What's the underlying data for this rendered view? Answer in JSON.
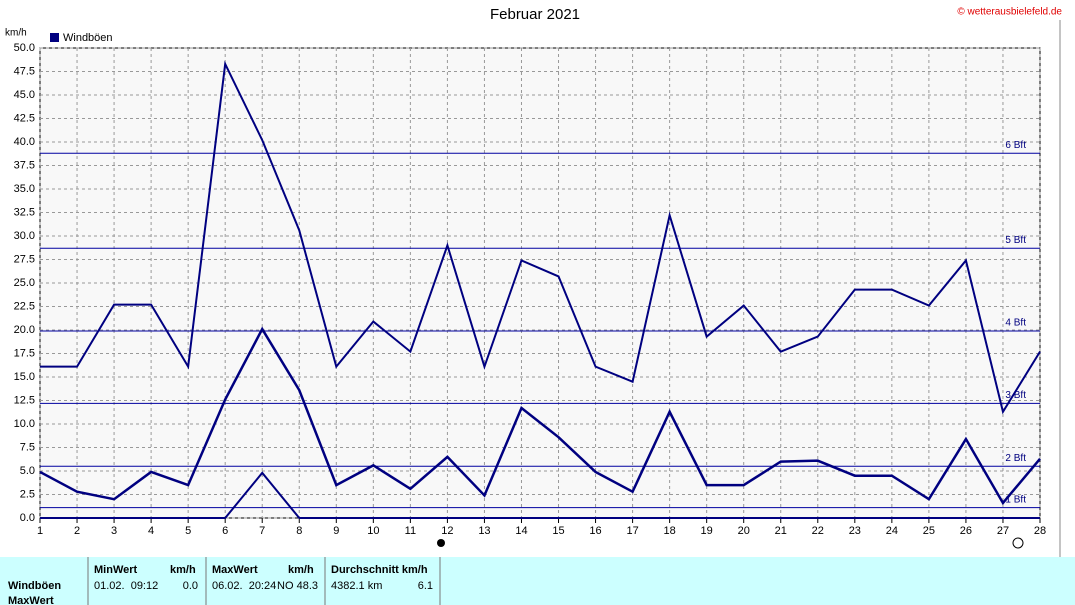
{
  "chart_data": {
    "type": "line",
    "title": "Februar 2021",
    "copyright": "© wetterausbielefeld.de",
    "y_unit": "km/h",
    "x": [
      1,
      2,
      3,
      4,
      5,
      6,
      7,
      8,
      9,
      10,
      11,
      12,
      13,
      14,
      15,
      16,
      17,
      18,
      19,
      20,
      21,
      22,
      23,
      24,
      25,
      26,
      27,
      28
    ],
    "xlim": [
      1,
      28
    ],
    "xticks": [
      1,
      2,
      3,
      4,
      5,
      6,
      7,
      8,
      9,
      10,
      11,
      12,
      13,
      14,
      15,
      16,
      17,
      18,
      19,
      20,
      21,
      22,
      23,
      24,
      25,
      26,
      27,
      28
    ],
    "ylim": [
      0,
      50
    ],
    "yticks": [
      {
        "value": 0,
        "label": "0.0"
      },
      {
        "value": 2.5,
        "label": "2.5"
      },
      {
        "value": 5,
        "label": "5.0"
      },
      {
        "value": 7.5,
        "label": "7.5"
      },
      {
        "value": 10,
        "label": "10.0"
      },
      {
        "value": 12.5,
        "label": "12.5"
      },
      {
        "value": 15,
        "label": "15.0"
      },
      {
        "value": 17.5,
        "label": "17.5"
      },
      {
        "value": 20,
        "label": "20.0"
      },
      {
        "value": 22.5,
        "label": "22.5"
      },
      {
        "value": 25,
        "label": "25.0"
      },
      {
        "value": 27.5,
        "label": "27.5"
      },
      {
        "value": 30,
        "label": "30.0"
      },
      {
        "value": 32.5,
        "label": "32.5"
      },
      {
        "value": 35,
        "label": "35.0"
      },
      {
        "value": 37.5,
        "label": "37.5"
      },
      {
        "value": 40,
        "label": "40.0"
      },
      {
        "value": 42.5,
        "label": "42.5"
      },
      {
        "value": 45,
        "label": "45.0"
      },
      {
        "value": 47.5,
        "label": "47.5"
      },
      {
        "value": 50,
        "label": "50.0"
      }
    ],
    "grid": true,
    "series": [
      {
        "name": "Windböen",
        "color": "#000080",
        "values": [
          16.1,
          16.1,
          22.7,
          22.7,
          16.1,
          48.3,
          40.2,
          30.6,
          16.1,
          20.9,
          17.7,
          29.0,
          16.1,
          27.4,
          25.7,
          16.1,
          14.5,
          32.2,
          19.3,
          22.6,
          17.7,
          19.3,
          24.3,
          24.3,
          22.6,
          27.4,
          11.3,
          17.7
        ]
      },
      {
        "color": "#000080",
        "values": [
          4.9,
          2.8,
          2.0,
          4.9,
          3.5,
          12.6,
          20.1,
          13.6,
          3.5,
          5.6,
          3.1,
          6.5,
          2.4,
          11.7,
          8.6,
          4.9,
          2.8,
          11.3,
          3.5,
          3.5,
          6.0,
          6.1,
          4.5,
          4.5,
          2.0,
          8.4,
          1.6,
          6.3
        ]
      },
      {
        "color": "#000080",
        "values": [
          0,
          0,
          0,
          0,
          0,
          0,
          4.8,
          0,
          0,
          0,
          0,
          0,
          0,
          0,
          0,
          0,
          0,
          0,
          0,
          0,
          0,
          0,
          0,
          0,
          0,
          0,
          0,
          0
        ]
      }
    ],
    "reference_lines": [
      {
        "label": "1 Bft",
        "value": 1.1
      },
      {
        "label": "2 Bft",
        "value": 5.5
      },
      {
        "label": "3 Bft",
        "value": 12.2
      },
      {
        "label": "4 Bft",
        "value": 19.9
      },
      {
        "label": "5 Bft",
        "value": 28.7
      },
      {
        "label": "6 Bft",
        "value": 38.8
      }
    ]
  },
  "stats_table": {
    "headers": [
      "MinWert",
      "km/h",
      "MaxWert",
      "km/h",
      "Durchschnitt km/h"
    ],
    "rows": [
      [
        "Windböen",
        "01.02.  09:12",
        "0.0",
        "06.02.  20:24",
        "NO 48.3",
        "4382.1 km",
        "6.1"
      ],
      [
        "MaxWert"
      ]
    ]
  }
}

^^^^^^^^^^^^^^^^

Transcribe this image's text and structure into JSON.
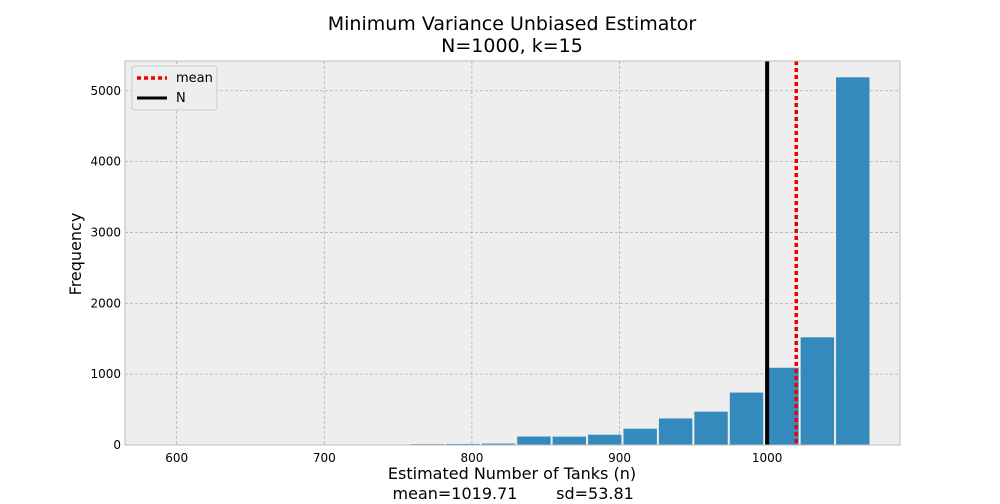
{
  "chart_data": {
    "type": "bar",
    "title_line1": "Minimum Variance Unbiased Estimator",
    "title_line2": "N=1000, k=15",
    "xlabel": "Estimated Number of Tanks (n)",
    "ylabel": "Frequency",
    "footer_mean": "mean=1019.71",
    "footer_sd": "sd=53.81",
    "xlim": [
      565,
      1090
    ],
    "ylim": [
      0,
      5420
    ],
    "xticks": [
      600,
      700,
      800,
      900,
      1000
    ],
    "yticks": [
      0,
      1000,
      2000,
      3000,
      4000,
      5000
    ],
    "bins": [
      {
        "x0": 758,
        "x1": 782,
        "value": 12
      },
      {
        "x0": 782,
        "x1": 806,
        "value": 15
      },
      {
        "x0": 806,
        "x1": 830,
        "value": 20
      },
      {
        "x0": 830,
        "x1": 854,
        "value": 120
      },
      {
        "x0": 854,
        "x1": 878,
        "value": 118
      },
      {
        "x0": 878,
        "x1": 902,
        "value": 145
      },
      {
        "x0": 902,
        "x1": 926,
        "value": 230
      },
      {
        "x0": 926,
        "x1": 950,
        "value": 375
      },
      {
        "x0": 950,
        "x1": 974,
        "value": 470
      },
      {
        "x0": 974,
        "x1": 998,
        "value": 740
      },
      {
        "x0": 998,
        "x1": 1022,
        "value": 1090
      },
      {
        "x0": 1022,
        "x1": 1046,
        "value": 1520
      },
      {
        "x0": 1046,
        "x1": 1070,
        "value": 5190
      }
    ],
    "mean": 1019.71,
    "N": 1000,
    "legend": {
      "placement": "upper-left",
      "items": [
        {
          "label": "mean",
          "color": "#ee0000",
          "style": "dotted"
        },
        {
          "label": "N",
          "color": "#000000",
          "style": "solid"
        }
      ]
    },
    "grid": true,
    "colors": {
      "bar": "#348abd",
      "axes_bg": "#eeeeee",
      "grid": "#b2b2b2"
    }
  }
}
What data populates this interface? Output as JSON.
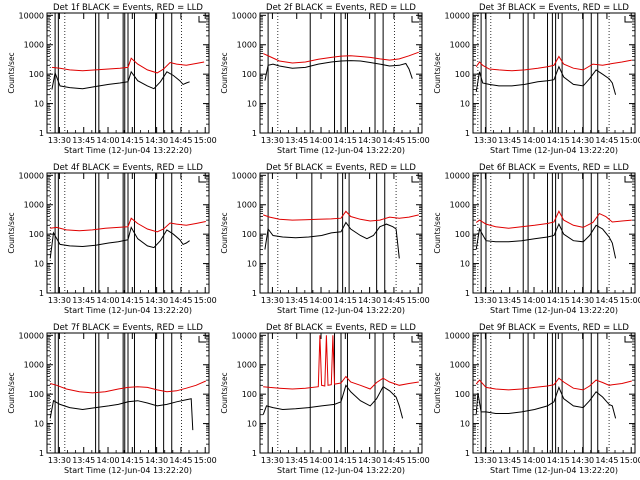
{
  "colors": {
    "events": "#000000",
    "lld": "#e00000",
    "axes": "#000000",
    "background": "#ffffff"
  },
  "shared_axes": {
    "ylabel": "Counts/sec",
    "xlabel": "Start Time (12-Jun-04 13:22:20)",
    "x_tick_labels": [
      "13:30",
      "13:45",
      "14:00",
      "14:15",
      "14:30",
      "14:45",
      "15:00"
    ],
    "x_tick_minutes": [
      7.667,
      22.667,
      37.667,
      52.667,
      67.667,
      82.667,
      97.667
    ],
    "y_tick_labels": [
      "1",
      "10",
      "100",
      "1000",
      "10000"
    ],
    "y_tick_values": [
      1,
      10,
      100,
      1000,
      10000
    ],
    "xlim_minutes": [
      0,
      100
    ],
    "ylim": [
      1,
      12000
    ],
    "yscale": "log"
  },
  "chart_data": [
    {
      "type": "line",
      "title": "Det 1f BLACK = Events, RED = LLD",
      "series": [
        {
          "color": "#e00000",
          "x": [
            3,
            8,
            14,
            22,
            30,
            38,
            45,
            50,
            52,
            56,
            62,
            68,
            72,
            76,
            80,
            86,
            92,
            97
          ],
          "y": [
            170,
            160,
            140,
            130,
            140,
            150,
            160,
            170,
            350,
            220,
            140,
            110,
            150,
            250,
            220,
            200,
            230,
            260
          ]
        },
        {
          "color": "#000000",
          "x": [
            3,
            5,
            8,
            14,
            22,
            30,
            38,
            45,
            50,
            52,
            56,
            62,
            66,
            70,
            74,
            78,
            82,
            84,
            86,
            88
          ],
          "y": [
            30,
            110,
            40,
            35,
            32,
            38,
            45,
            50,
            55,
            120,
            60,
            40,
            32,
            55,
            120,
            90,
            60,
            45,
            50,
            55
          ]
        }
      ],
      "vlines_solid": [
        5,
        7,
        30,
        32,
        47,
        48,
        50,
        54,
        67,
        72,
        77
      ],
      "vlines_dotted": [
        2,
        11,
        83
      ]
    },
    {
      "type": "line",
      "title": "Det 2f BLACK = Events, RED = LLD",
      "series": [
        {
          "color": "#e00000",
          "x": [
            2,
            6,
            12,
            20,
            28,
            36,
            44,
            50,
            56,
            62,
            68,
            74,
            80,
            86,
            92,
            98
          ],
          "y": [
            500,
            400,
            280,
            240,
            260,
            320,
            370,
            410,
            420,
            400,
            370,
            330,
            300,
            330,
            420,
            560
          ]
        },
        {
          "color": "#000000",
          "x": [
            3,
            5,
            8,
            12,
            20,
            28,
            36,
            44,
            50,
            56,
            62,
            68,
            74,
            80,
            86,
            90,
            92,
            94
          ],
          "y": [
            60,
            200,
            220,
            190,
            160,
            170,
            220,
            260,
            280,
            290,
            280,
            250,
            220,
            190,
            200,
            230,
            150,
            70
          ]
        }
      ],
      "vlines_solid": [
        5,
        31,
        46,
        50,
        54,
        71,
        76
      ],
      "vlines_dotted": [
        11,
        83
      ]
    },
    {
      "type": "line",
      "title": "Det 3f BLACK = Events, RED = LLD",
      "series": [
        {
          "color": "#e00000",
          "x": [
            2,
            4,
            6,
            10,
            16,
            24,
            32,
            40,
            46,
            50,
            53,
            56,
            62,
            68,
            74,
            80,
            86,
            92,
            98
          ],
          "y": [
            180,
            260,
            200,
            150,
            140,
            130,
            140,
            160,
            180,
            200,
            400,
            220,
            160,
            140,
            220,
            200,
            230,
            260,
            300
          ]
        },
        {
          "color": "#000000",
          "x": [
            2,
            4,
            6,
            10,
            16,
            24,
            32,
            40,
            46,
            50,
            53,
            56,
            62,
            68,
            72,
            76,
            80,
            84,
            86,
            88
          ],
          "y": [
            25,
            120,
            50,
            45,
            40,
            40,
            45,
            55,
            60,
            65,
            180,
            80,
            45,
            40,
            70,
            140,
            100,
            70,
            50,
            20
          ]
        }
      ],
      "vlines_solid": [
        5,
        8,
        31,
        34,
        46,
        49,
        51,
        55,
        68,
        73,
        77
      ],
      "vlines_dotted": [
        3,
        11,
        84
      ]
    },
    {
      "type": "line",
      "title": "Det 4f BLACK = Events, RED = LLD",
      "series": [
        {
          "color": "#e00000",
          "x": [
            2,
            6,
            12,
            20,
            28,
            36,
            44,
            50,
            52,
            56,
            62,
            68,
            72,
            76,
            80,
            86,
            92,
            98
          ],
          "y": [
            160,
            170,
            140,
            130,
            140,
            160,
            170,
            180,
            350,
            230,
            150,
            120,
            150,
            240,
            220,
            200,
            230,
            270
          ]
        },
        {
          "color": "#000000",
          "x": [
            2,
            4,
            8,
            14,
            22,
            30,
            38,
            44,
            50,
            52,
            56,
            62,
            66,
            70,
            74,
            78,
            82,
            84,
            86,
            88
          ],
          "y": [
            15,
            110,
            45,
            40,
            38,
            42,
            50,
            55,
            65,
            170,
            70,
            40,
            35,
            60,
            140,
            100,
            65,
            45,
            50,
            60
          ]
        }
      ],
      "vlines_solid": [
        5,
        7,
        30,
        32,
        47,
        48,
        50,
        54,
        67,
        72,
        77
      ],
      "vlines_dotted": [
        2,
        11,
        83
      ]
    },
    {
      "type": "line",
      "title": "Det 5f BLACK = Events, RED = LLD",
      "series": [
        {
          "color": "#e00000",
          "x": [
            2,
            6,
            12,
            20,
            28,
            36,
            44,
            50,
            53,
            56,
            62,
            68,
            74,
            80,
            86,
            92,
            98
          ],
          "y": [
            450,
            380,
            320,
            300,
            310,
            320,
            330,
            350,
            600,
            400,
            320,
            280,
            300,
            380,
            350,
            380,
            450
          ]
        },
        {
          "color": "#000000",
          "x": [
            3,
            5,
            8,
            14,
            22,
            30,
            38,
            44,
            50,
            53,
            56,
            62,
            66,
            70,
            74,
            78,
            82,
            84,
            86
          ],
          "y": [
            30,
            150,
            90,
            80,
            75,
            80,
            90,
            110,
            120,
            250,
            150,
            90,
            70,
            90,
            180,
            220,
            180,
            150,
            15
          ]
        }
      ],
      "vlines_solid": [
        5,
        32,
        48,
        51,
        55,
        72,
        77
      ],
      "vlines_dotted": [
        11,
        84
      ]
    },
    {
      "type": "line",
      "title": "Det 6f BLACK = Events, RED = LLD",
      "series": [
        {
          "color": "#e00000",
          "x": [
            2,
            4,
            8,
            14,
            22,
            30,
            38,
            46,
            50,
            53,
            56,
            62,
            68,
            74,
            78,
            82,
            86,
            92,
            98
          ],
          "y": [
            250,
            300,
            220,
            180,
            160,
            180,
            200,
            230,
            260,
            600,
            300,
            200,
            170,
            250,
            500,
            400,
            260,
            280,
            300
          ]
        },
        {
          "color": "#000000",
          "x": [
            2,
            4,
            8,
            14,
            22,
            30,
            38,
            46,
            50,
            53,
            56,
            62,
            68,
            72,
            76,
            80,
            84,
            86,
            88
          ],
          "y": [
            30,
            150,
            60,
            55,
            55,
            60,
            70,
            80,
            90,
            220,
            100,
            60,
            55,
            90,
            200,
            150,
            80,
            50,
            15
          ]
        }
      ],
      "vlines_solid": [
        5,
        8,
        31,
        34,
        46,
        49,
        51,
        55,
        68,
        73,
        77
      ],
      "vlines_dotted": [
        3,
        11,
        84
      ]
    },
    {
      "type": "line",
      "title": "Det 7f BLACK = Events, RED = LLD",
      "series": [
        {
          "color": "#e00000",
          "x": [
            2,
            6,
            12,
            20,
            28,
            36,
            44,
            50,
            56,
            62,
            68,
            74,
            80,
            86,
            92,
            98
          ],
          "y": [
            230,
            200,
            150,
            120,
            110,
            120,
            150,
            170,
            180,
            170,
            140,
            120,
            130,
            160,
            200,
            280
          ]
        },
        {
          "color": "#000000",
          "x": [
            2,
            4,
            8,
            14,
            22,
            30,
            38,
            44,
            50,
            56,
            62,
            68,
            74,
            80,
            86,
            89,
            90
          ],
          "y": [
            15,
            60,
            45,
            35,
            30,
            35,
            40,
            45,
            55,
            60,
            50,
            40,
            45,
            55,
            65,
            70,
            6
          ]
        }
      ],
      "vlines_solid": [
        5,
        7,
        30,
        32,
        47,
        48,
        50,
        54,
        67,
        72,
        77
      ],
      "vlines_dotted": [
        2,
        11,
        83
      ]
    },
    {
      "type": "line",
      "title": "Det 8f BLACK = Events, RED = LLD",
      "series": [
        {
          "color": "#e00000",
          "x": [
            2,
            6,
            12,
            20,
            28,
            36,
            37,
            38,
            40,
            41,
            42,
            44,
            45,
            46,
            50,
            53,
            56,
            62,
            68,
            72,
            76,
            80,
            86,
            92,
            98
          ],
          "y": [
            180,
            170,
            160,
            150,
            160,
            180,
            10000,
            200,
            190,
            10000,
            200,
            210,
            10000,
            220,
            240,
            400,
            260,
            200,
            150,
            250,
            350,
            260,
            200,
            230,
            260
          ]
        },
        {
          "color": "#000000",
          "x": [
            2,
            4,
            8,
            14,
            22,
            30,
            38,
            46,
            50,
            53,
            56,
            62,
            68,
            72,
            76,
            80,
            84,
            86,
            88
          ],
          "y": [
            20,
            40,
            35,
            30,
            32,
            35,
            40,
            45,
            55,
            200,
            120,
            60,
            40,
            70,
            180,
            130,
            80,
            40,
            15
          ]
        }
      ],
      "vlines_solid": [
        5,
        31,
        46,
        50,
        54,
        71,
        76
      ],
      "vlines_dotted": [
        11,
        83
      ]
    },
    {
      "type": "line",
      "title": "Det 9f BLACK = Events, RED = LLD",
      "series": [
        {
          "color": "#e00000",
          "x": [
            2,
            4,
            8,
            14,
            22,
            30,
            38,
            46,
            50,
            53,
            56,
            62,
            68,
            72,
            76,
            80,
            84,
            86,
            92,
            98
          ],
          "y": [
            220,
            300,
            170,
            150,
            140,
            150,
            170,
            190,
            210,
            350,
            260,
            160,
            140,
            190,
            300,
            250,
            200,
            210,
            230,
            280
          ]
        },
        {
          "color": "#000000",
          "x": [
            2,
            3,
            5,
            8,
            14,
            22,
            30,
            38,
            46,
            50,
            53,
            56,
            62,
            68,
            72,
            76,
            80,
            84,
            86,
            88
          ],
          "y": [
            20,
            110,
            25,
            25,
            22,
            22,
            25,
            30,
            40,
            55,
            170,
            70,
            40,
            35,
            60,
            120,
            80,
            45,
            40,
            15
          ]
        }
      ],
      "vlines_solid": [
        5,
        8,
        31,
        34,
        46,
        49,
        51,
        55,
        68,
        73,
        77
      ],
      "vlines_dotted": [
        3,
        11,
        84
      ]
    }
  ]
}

^^^^^^^^^^^^^^^^

Within the listing above, work out how many lines contain the string "ylabel", and reply with that number only.

§ COMPLETE OUTPUT
2